**Selected extract**
Take part in the ESA Computer in a Room Challenge
All universities from member states or partners states are invited to participate with teams of students solving a challenge issued by ESA. This challenge is primarily directed at computer science students, although cross-discipline teams are welcome. Each university can propose one or more teams (of typically 2-5 students) to participate in the challenge.
“There is a computer locked in a room. It has a sensor attached. You can only access the computer for 15 minutes, every 90 minutes. How would you access and operate that computer?"
ESA will provide an environment simulating this physical problem and description of all the interfaces and boundary conditions that apply. The student teams will compete to define the most innovative operations concepts that fulfil the tasks assigned to the system. Each entry will be evaluated by a panel of experts.
Five selected teams will be able to come to ESA’s mission operations centre ESOC in Darmstadt, Germany to demonstrate their solution in the second round of the challenge. One team will be selected as the challenge winner. The winning solution will be offered the opportunity to fly on the OPS-SAT spacecraft currently in orbit.
How entries are evaluated
The first down-selection of entries will be based on criterion such as:
- Completeness of data received and archived outside the room
- Simplicity and robustness of the systemand its operation (the less human involvement the better)
- Optimal use of resources
For each participant team, ESA deploys a dedicated environment, exclusively accessible by each team. The environment consists of four components, as depicted in the figure below:
- Computer in a Room System (CRS): The CRS runs on a virtual machine with limited resources.This system, also known as MELVIN, will be hosted by ESA. MELVIN is built on a Linux template provided by ESA. The participants write the code that runs on MELVIN. Examples will be provided.
- Data Reference System (DRS): The DRS simulates sensors and actors connected to the CRS via a JSON interface. The DRS represents a “flying” camera in a two-dimensional world. As shown above, the camera is attached to a platform that reacts to velocity, state, and camera angle inputs. The camera supports various lenses with different field of views. When the system is in “active” state, the camera is enabled, and it consumes battery power. In “charge” state, the batteries are charged, but the camera is disabled. In “idle” the camera is disabled, and no power is consumed. Each change in velocity drains fuel, that cannot be restored.

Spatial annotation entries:
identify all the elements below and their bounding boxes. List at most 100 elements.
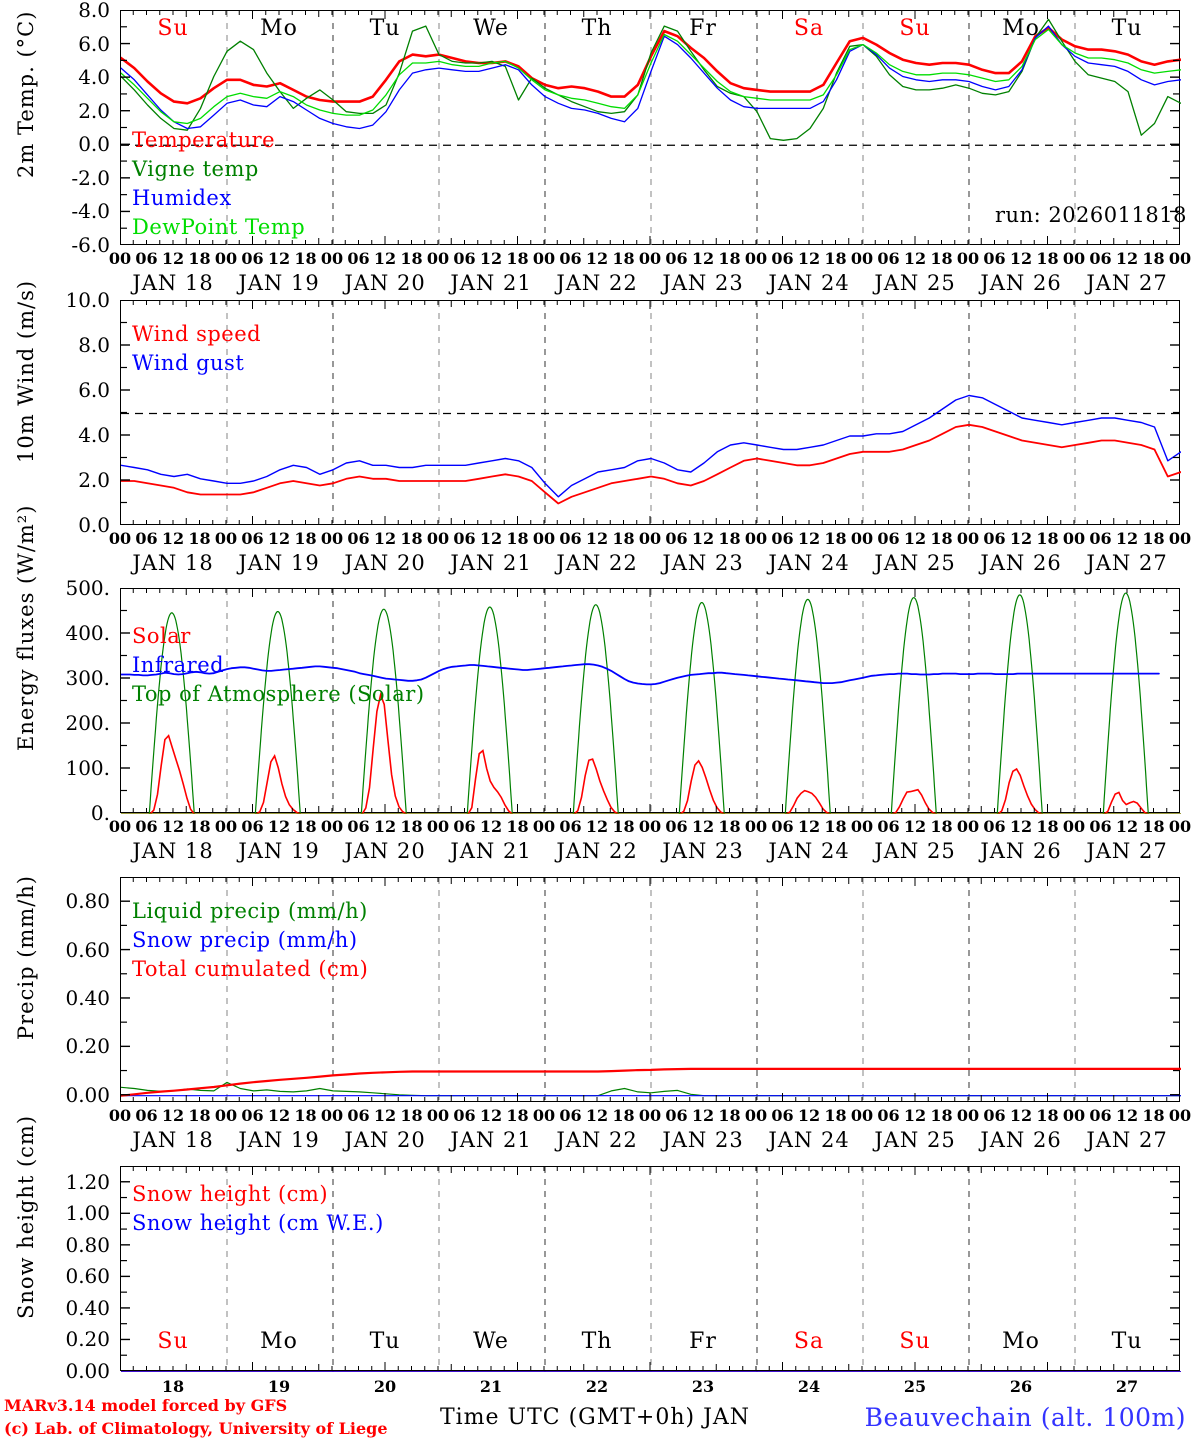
x-tick-hour: 00 [320,529,344,548]
y-tick-label: 0.60 [65,1264,110,1289]
day-name-label: We [473,16,509,41]
x-tick-hour: 00 [426,817,450,836]
x-tick-day: JAN 23 [662,839,744,863]
x-tick-hour: 18 [718,529,741,548]
x-tick-hour: 06 [771,817,794,836]
x-tick-hour: 12 [585,529,609,548]
x-tick-hour: 06 [347,249,370,268]
x-tick-hour: 18 [1142,249,1165,268]
y-axis-label-5: Snow height (cm) [14,1114,38,1319]
day-name-label: Tu [1111,1329,1143,1354]
x-tick-hour: 12 [161,817,185,836]
x-tick-daynumber: 21 [479,1377,503,1396]
x-tick-hour: 18 [506,817,529,836]
x-tick-hour: 00 [532,817,556,836]
x-tick-hour: 12 [1009,249,1033,268]
x-tick-hour: 06 [135,817,158,836]
x-tick-hour: 00 [638,249,662,268]
x-tick-hour: 12 [161,249,185,268]
day-name-label: Tu [369,1329,401,1354]
x-tick-hour: 06 [1089,529,1112,548]
x-tick-hour: 06 [1089,817,1112,836]
y-tick-label: 2.0 [78,468,110,492]
x-tick-hour: 18 [506,1106,529,1125]
x-tick-hour: 12 [1115,249,1139,268]
x-tick-day: JAN 26 [980,271,1062,295]
x-tick-hour: 18 [400,529,423,548]
x-tick-hour: 12 [479,249,503,268]
x-tick-hour: 12 [1115,529,1139,548]
x-tick-hour: 12 [691,249,715,268]
x-tick-hour: 18 [1036,249,1059,268]
x-tick-hour: 00 [1062,249,1086,268]
x-tick-day: JAN 18 [132,839,214,863]
x-tick-hour: 06 [771,529,794,548]
x-tick-hour: 00 [214,817,238,836]
x-tick-hour: 18 [400,817,423,836]
x-tick-hour: 06 [453,817,476,836]
day-name-label: Mo [260,16,298,41]
x-tick-hour: 06 [983,1106,1006,1125]
y-tick-label: 10.0 [65,288,110,312]
x-tick-hour: 18 [824,817,847,836]
x-tick-daynumber: 27 [1115,1377,1139,1396]
y-tick-label: 6.0 [78,378,110,402]
y-tick-label: 0.20 [65,1327,110,1352]
x-tick-day: JAN 23 [662,551,744,575]
x-tick-hour: 12 [903,529,927,548]
x-tick-day: JAN 27 [1086,839,1168,863]
x-tick-hour: 06 [241,1106,264,1125]
x-tick-hour: 00 [108,529,132,548]
x-tick-hour: 12 [267,817,291,836]
x-tick-hour: 18 [930,1106,953,1125]
x-tick-hour: 18 [1036,529,1059,548]
x-tick-hour: 06 [135,249,158,268]
x-tick-hour: 06 [1089,249,1112,268]
day-name-label: Sa [793,1329,825,1354]
x-tick-daynumber: 22 [585,1377,609,1396]
x-tick-hour: 00 [1168,1106,1192,1125]
x-tick-day: JAN 18 [132,1128,214,1152]
x-tick-day: JAN 26 [980,551,1062,575]
x-tick-hour: 00 [108,1106,132,1125]
y-tick-label: 0.0 [78,132,110,157]
plot-area-1 [120,10,1181,246]
x-tick-hour: 12 [373,817,397,836]
x-tick-hour: 18 [188,529,211,548]
x-tick-hour: 00 [850,529,874,548]
plot-svg-5 [121,1167,1181,1372]
y-tick-label: 2.0 [78,98,110,123]
x-tick-day: JAN 27 [1086,551,1168,575]
x-tick-day: JAN 21 [450,1128,532,1152]
x-tick-hour: 06 [983,817,1006,836]
x-tick-hour: 18 [506,249,529,268]
x-tick-hour: 12 [797,817,821,836]
legend-item: Snow height (cm W.E.) [132,1211,384,1235]
x-tick-hour: 18 [400,249,423,268]
day-name-label: Su [899,1329,931,1354]
day-name-label: Mo [260,1329,298,1354]
x-tick-hour: 06 [665,1106,688,1125]
x-tick-day: JAN 24 [768,839,850,863]
x-tick-hour: 00 [426,1106,450,1125]
x-tick-day: JAN 19 [238,271,320,295]
x-tick-day: JAN 27 [1086,1128,1168,1152]
x-tick-hour: 06 [453,529,476,548]
day-name-label: Th [581,1329,613,1354]
x-tick-hour: 12 [797,529,821,548]
y-axis-label-1: 2m Temp. (°C) [14,10,38,178]
x-tick-day: JAN 19 [238,1128,320,1152]
x-tick-hour: 18 [930,817,953,836]
x-tick-day: JAN 21 [450,271,532,295]
x-tick-daynumber: 19 [267,1377,291,1396]
x-tick-hour: 12 [585,1106,609,1125]
legend-item: Snow height (cm) [132,1182,329,1206]
x-tick-day: JAN 24 [768,271,850,295]
y-tick-label: -4.0 [71,199,110,224]
x-tick-day: JAN 26 [980,1128,1062,1152]
x-tick-daynumber: 23 [691,1377,715,1396]
x-tick-daynumber: 18 [161,1377,185,1396]
x-tick-hour: 18 [930,529,953,548]
x-tick-hour: 06 [665,249,688,268]
x-tick-day: JAN 21 [450,839,532,863]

**Requirement**
Output the entire challenge description word for word. The listing above is separate material, unrelated to the challenge description.

**Correct result**
Take part in the ESA Computer in a Room Challenge
All universities from member states or partners states are invited to participate with teams of students solving a challenge issued by ESA. This challenge is primarily directed at computer science students, although cross-discipline teams are welcome. Each university can propose one or more teams (of typically 2-5 students) to participate in the challenge.
“There is a computer locked in a room. It has a sensor attached. You can only access the computer for 15 minutes, every 90 minutes. How would you access and operate that computer?"
ESA will provide an environment simulating this physical problem and description of all the interfaces and boundary conditions that apply. The student teams will compete to define the most innovative operations concepts that fulfil the tasks assigned to the system. Each entry will be evaluated by a panel of experts.
Five selected teams will be able to come to ESA’s mission operations centre ESOC in Darmstadt, Germany to demonstrate their solution in the second round of the challenge. One team will be selected as the challenge winner. The winning solution will be offered the opportunity to fly on the OPS-SAT spacecraft currently in orbit.
How entries are evaluated
The first down-selection of entries will be based on criterion such as:
- Completeness of data received and archived outside the room
- Simplicity and robustness of the systemand its operation (the less human involvement the better)
- Optimal use of resources
For each participant team, ESA deploys a dedicated environment, exclusively accessible by each team. The environment consists of four components, as depicted in the figure below:
- Computer in a Room System (CRS): The CRS runs on a virtual machine with limited resources.This system, also known as MELVIN, will be hosted by ESA. MELVIN is built on a Linux template provided by ESA. The participants write the code that runs on MELVIN. Examples will be provided.
- Data Reference System (DRS): The DRS simulates sensors and actors connected to the CRS via a JSON interface. The DRS represents a “flying” camera in a two-dimensional world. As shown above, the camera is attached to a platform that reacts to velocity, state, and camera angle inputs. The camera supports various lenses with different field of views. When the system is in “active” state, the camera is enabled, and it consumes battery power. In “charge” state, the batteries are charged, but the camera is disabled. In “idle” the camera is disabled, and no power is consumed. Each change in velocity drains fuel, that cannot be restored.